**Что нужно сделать**:
1. С какой попытки дошло письмо с образцом подписного листа, если верить тексту о сборе подписей за Мемориал?
2. Продолжите текст о сборе подписей за Мемориал, начав сразу после его последнего предложения.

**Извлечённый текст**:
☆ ☆ ☆ ☆ ☆

Главлит, конечно, тоже был, но лёд тронулся и тут. К январю 1988 года тронулся настолько основательно, что журналисту Юрию Щекочихину удалось протолкнуть в "Литгазете" ну совсем маленькую заметочку о сборе подписей за создание в Москве памятника жертвам сталинских репрессий. И даже не просто памятника - Мемориала. Мол, есть человек, который собирает эти подписи: Лев Александрович Пономарёв.
Прочитал я это поздно вечером, а на следующий день потащился на переговорный пункт: дома-то телефона нет. Стал звонить в Москву, в редакцию "Литгазеты", и с которой-то попытки отыскал Юрия Щекочихина. А уж он дал телефон Льва Александровича. Если кто-то не знает или не помнит: Пономарёв - физик, доктор наук,в 1989 году один из основателей движения "Демократическая Россия", позднее депутат Верховного Совета и Госдумы.
Дозвонился я к Пономарёву, сказал ему свой адрес. Он обещал прислать образец подписного листа. Отправлял он трижды. Письмо с образцом дошло с третьей попытки. Это было уже в самом конце февраля.
Проблему "множительной техники" решила раздрыганная машинка "Ортех" из ателье проката, в сочетании с пачкой копирки. Отпечатав десяток бланков, я принёс их 5 марта (клянусь, это чисто случайное совпадение) на ВЦ, где трудился на жухлой ниве АСУ, и прошёлся по отделам. Кажется, с десяток подписей я тогда собрал. Но некоторые сильно перепугались.
После этой "пробной серии" я вручил несколько бланков Ирине Кузнецовой. У неё сбор подписей тоже пошёл. Я не помню как, но через несколько дней мы с ней "вышли" на Алексея Бабия (он был программистом, как и я) и встретились с ним в ГорДК, в литературной студии Русакова. Алексей сразу подключился к работе.
Кстати сказать, это были как раз дни так называемого "малого застоя" (а вот вопрос для Знатоков: кто помнит, что это такое - письмо Нины Андреевой?). Но мы на это как-то не обращали внимания, потому что заняты были делом. В эти же дни мы отчётливо почувствовали, что с методологией у нас слабовато. А дело делаем серьёзное, никак нельзя его завалить! Телефон Владимира Георгиевича Сиротинина у меня был. Когда появилась уверенность, что не по пустяку человека беспокоим, мы ему позвонили и договорились о встрече. Так и так, говорим, опыта у нас нет, боимся напортачить, вся надежда - на Вас.
Опять же, если кто не знает: у Сиротинина за плечами больше двухсот часов допросов в КГБ, начиная с середины шестидесятых, почти до середины восьмидесятых годов. Трижды его очень хотели посадить, но так и не сумели: работал настолько аккуратно, что у ГБ не было даже уверенности, а только подозрения. Работал он в Фонде Солженицына, то есть в фонде помощи политзаключённым и их семьям.

☆ ☆ ☆ ☆ ☆

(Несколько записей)

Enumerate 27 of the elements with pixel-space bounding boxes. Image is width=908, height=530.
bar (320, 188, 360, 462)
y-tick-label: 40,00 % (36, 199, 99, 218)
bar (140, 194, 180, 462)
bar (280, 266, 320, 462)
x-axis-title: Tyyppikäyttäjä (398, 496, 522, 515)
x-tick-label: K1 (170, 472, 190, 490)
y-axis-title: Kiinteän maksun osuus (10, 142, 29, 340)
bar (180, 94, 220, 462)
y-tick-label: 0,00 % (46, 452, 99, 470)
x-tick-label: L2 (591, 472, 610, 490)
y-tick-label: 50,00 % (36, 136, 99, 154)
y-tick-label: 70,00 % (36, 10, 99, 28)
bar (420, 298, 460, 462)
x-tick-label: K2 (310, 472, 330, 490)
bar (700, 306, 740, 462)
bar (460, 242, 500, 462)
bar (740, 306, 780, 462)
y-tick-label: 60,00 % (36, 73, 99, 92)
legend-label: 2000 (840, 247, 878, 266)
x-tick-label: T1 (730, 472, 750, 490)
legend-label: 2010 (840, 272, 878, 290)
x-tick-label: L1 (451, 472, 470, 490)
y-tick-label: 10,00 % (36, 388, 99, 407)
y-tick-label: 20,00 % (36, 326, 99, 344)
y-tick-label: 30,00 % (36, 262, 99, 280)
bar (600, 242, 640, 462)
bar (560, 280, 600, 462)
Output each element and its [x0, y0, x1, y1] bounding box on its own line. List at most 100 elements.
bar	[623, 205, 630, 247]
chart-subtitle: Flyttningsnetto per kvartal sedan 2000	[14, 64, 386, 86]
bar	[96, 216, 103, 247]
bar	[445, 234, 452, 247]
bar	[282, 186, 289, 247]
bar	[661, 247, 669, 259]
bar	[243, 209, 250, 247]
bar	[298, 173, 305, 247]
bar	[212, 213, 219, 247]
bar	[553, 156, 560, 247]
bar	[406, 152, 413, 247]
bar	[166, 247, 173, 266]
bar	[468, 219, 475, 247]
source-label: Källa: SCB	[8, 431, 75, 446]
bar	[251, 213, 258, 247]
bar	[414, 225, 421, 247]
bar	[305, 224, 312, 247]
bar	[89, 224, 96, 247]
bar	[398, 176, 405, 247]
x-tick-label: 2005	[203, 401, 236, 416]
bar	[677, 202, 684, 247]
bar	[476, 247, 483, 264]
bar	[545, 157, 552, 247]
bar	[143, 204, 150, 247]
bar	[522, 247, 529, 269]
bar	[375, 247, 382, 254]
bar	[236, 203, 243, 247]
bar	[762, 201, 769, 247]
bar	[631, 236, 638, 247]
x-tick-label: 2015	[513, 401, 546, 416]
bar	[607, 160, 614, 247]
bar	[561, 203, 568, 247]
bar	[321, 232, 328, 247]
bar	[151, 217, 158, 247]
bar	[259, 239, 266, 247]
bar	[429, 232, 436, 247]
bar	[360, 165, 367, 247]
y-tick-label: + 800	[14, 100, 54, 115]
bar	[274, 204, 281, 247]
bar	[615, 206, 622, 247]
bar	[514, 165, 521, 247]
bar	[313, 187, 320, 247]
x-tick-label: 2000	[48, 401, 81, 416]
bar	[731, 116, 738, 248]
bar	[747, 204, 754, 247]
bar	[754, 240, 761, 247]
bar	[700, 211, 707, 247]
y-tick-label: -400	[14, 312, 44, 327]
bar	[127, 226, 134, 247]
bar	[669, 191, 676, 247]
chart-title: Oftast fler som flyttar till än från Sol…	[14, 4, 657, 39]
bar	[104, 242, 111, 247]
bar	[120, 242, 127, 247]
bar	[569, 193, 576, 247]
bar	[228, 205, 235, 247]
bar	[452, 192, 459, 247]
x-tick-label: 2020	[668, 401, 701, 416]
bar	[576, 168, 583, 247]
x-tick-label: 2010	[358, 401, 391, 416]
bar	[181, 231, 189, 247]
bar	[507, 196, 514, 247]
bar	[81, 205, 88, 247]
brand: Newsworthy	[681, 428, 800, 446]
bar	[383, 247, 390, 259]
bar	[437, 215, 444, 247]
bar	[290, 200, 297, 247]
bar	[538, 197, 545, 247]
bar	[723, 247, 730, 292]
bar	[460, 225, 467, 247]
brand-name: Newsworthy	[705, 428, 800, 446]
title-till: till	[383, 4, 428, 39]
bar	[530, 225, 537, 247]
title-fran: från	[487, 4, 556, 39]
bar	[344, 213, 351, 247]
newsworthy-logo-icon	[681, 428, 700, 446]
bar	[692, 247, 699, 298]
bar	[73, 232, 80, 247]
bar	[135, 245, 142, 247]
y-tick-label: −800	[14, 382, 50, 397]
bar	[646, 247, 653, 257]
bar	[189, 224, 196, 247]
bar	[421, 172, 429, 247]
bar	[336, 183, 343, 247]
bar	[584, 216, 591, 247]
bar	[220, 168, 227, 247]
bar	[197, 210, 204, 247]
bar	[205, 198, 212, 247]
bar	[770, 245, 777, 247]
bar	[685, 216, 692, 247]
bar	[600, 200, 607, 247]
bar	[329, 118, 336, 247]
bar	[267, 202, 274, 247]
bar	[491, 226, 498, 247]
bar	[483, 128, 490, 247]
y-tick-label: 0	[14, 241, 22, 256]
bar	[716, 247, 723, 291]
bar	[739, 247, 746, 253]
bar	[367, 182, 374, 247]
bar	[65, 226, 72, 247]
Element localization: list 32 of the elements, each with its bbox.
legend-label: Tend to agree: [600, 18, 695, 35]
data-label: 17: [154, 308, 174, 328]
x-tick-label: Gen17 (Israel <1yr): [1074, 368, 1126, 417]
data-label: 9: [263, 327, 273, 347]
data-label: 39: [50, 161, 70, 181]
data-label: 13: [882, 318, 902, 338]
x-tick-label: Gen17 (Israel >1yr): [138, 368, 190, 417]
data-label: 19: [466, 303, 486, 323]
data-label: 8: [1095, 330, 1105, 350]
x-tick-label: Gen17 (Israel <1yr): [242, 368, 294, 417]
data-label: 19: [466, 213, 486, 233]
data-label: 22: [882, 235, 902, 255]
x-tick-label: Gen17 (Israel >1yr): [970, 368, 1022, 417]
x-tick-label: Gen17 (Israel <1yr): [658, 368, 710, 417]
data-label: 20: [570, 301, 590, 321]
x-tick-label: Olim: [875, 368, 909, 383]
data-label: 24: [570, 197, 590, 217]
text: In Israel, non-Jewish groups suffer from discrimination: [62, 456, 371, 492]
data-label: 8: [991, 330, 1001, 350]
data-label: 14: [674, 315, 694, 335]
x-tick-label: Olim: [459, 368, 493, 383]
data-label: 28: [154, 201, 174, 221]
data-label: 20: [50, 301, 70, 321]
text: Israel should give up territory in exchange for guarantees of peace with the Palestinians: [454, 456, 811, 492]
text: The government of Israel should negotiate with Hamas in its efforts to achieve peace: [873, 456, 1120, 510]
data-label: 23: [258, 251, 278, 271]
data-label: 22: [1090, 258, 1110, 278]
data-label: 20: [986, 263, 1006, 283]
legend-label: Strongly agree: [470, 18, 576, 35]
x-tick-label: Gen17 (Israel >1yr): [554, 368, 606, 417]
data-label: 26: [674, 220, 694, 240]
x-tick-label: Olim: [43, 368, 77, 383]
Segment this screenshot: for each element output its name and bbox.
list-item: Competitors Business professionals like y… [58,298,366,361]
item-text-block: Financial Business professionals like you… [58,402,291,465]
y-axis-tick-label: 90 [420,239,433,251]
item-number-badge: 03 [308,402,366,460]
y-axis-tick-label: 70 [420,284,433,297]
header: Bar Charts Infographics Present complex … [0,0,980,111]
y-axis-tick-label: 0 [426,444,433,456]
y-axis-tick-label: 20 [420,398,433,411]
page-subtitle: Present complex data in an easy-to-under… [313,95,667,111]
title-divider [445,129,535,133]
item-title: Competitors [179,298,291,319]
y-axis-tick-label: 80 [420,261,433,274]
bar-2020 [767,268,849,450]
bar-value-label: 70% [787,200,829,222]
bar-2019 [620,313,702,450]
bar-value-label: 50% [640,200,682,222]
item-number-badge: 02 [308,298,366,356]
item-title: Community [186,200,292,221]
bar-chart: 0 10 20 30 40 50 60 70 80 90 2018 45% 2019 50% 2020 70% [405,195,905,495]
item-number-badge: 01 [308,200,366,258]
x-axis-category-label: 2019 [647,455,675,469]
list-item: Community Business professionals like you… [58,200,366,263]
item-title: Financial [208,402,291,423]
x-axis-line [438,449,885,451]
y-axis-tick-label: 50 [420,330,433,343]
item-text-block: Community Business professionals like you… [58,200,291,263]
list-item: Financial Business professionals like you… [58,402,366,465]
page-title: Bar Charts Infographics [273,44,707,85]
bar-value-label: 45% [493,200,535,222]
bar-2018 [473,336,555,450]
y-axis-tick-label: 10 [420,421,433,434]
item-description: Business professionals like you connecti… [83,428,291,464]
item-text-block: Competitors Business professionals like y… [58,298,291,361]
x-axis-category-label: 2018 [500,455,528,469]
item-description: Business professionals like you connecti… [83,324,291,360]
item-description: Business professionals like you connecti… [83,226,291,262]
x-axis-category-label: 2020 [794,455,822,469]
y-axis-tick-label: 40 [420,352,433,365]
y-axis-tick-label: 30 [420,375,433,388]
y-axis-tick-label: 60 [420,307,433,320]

☆ ☆ ☆ ☆ ☆

**Все ответы**:
1. С третьей попытки.

2.
Как мы и надеялись, со стороны Владимира Георгиевича возражений не поступило. При встрече оказалось, что у него уже есть подписной лист (моего изготовления) - попутным ветром принесло со Столбов. И он уже сам занялся его тиражированием.
До конца марта нам удалось отправить Пономарёву, кажется, с полсотни подписей. Потом пошёл сбор подписей на концертах Клуба самодеятельной песни, а весь май я по выходным стоял с листами ("на сборе") в Живом уголке на Столбах.
Стоя "на сборе", я постоянно жалел, что я не психолог и не социолог. Разнообразие человеческих реакций при виде подписных листов и плаката-объявления (нарисованного с помощью пластиковых трафаретов) было поистине поразительно: от ненависти к палачам и до... ненависти к жертвам. Были и слёзы, и злобная ругань (но это редко), было и неверие в возможность реальных перемен: "Товарищ, верь, пройдёт она - так называемая гласность, и вот тогда госбезопасность припомнит наши имена..."
ЛИХА БЕДА - НАЧАЛОПростой вопрос - зачем мы собирали эти подписи? Простой ответ: мы "нутром чуяли", что это нужно и важно. Сами подписные листы московские мемориальцы сдали в ЦК КПСС, как обращение к партконференции. Там они и канули. Но главным был сам процесс сбора подписей - процесс преодоления людьми застарелого страха и тупого безразличия, - главных опор коммунистического режима с той поры, как прекратился массовый террор. Конечно же, сбор подписей был политической акцией. Может быть, точнее будет сказать, - политико-просветительской. Политпросвет, если угодно. Что любопытно, - серьёзного противодействия со стороны властей при сборе подписей не наблюдалось. В других регионах бывало всякое.
Параллельно со сбором подписей мы приложили руку и к некоторым другим делам. Думаю, что не все позабыли демонстрацию 1 июня 1988 года: как-никак, первая свободная демонстрация в городе за 70 лет! Так вот, решение провести эту демонстрацию было принято представителями красноярских независимых организаций... на моём дне рождения, в моей квартире, за месяц до назначенной даты. Всех участников не помню, но был Виктор Салато, Ельчанинов, Бабий, Воронова, и, конечно Кузнецова. Всех тогда волновал один вопрос: а что будет, если на демонстрацию (напоминаю, что лозунги были экологические, - ещё один "политпросвет") соберётся всего 20-30 человек? Но меня волновал совсем другой вопрос: что нам делать, если соберётся тысяча? Это же неуправляемая масса! Остальных моё беспокойство смешило.
На самом деле собралось несколько тысяч - демонстрация разрослась из маленького ядра, как снежный ком! Бог миловал, что не подстроили какой-нибудь провокации: последствия могли быть непредсказуемы. Наверно, власти тоже думали, что соберётся 20 или 30 чудаков, и всё.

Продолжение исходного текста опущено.